Saved data entries
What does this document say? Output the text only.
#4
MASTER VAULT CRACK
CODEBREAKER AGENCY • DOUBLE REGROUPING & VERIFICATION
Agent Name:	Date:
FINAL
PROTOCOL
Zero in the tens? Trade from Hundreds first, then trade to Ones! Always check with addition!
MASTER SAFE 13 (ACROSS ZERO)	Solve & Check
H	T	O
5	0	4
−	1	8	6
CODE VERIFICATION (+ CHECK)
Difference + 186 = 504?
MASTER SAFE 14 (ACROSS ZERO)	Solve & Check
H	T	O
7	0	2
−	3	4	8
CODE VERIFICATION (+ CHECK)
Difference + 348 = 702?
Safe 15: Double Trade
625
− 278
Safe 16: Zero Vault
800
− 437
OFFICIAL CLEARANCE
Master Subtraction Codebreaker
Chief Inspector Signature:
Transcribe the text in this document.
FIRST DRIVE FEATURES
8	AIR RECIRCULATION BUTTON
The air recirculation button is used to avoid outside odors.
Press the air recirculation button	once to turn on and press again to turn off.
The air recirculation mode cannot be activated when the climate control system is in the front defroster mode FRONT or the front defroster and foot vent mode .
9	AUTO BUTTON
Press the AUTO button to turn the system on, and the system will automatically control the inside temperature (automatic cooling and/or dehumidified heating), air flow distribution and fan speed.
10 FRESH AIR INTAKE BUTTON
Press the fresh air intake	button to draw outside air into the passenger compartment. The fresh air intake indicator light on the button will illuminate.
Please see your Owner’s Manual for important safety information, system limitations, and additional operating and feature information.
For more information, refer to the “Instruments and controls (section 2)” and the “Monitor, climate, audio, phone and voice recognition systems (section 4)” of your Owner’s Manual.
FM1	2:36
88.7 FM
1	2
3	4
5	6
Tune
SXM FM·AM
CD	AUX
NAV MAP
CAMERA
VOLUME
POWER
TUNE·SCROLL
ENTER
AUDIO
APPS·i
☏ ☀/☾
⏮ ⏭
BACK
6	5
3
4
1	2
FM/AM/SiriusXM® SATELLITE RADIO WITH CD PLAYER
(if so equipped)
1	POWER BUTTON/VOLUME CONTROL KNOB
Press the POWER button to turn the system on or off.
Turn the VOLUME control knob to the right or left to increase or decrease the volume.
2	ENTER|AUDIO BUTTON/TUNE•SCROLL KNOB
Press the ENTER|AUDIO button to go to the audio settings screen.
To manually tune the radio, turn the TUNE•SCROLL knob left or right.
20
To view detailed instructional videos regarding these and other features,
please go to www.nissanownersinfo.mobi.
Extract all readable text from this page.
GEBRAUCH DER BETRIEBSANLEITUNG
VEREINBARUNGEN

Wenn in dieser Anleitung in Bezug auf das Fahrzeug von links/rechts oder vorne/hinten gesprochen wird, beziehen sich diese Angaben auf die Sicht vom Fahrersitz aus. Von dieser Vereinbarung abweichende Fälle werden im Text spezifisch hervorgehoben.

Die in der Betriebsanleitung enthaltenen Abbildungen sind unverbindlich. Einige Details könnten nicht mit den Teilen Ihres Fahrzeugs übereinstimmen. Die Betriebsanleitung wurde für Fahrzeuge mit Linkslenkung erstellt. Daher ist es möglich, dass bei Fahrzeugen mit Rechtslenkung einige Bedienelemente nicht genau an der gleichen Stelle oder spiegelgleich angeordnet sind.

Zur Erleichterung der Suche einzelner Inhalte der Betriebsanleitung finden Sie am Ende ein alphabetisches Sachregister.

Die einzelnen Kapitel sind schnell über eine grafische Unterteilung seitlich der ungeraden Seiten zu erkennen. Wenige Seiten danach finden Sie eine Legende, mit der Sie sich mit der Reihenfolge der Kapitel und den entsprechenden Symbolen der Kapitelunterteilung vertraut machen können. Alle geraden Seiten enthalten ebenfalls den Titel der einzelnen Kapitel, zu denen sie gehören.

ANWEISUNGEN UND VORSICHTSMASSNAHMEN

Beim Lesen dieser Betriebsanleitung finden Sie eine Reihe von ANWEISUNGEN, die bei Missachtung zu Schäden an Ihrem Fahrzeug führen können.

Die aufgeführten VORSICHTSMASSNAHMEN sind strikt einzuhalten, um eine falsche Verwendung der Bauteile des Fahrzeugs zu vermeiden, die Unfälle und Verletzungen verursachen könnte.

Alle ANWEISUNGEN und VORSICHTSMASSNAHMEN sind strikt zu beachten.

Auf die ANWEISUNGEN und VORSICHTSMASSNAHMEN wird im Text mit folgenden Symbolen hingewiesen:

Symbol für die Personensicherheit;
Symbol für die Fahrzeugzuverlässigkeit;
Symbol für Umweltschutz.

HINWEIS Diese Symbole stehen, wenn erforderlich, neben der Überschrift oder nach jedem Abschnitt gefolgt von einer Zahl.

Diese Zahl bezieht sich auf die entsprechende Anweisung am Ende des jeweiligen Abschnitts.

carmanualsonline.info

> WHAT YOU WILL DO
Write out the data exactly as it stands.

> CORRECT RESPONSE
What does this document say? Output the text only.
#4
MASTER VAULT CRACK
CODEBREAKER AGENCY • DOUBLE REGROUPING & VERIFICATION
Agent Name:	Date:
FINAL
PROTOCOL
Zero in the tens? Trade from Hundreds first, then trade to Ones! Always check with addition!
MASTER SAFE 13 (ACROSS ZERO)	Solve & Check
H	T	O
5	0	4
−	1	8	6
CODE VERIFICATION (+ CHECK)
Difference + 186 = 504?
MASTER SAFE 14 (ACROSS ZERO)	Solve & Check
H	T	O
7	0	2
−	3	4	8
CODE VERIFICATION (+ CHECK)
Difference + 348 = 702?
Safe 15: Double Trade
625
− 278
Safe 16: Zero Vault
800
− 437
OFFICIAL CLEARANCE
Master Subtraction Codebreaker
Chief Inspector Signature:
Transcribe the text in this document.
FIRST DRIVE FEATURES
8	AIR RECIRCULATION BUTTON
The air recirculation button is used to avoid outside odors.
Press the air recirculation button	once to turn on and press again to turn off.
The air recirculation mode cannot be activated when the climate control system is in the front defroster mode FRONT or the front defroster and foot vent mode .
9	AUTO BUTTON
Press the AUTO button to turn the system on, and the system will automatically control the inside temperature (automatic cooling and/or dehumidified heating), air flow distribution and fan speed.
10 FRESH AIR INTAKE BUTTON
Press the fresh air intake	button to draw outside air into the passenger compartment. The fresh air intake indicator light on the button will illuminate.
Please see your Owner’s Manual for important safety information, system limitations, and additional operating and feature information.
For more information, refer to the “Instruments and controls (section 2)” and the “Monitor, climate, audio, phone and voice recognition systems (section 4)” of your Owner’s Manual.
FM1	2:36
88.7 FM
1	2
3	4
5	6
Tune
SXM FM·AM
CD	AUX
NAV MAP
CAMERA
VOLUME
POWER
TUNE·SCROLL
ENTER
AUDIO
APPS·i
☏ ☀/☾
⏮ ⏭
BACK
6	5
3
4
1	2
FM/AM/SiriusXM® SATELLITE RADIO WITH CD PLAYER
(if so equipped)
1	POWER BUTTON/VOLUME CONTROL KNOB
Press the POWER button to turn the system on or off.
Turn the VOLUME control knob to the right or left to increase or decrease the volume.
2	ENTER|AUDIO BUTTON/TUNE•SCROLL KNOB
Press the ENTER|AUDIO button to go to the audio settings screen.
To manually tune the radio, turn the TUNE•SCROLL knob left or right.
20
To view detailed instructional videos regarding these and other features,
please go to www.nissanownersinfo.mobi.
Extract all readable text from this page.
GEBRAUCH DER BETRIEBSANLEITUNG
VEREINBARUNGEN

Wenn in dieser Anleitung in Bezug auf das Fahrzeug von links/rechts oder vorne/hinten gesprochen wird, beziehen sich diese Angaben auf die Sicht vom Fahrersitz aus. Von dieser Vereinbarung abweichende Fälle werden im Text spezifisch hervorgehoben.

Die in der Betriebsanleitung enthaltenen Abbildungen sind unverbindlich. Einige Details könnten nicht mit den Teilen Ihres Fahrzeugs übereinstimmen. Die Betriebsanleitung wurde für Fahrzeuge mit Linkslenkung erstellt. Daher ist es möglich, dass bei Fahrzeugen mit Rechtslenkung einige Bedienelemente nicht genau an der gleichen Stelle oder spiegelgleich angeordnet sind.

Zur Erleichterung der Suche einzelner Inhalte der Betriebsanleitung finden Sie am Ende ein alphabetisches Sachregister.

Die einzelnen Kapitel sind schnell über eine grafische Unterteilung seitlich der ungeraden Seiten zu erkennen. Wenige Seiten danach finden Sie eine Legende, mit der Sie sich mit der Reihenfolge der Kapitel und den entsprechenden Symbolen der Kapitelunterteilung vertraut machen können. Alle geraden Seiten enthalten ebenfalls den Titel der einzelnen Kapitel, zu denen sie gehören.

ANWEISUNGEN UND VORSICHTSMASSNAHMEN

Beim Lesen dieser Betriebsanleitung finden Sie eine Reihe von ANWEISUNGEN, die bei Missachtung zu Schäden an Ihrem Fahrzeug führen können.

Die aufgeführten VORSICHTSMASSNAHMEN sind strikt einzuhalten, um eine falsche Verwendung der Bauteile des Fahrzeugs zu vermeiden, die Unfälle und Verletzungen verursachen könnte.

Alle ANWEISUNGEN und VORSICHTSMASSNAHMEN sind strikt zu beachten.

Auf die ANWEISUNGEN und VORSICHTSMASSNAHMEN wird im Text mit folgenden Symbolen hingewiesen:

Symbol für die Personensicherheit;
Symbol für die Fahrzeugzuverlässigkeit;
Symbol für Umweltschutz.

HINWEIS Diese Symbole stehen, wenn erforderlich, neben der Überschrift oder nach jedem Abschnitt gefolgt von einer Zahl.

Diese Zahl bezieht sich auf die entsprechende Anweisung am Ende des jeweiligen Abschnitts.

carmanualsonline.info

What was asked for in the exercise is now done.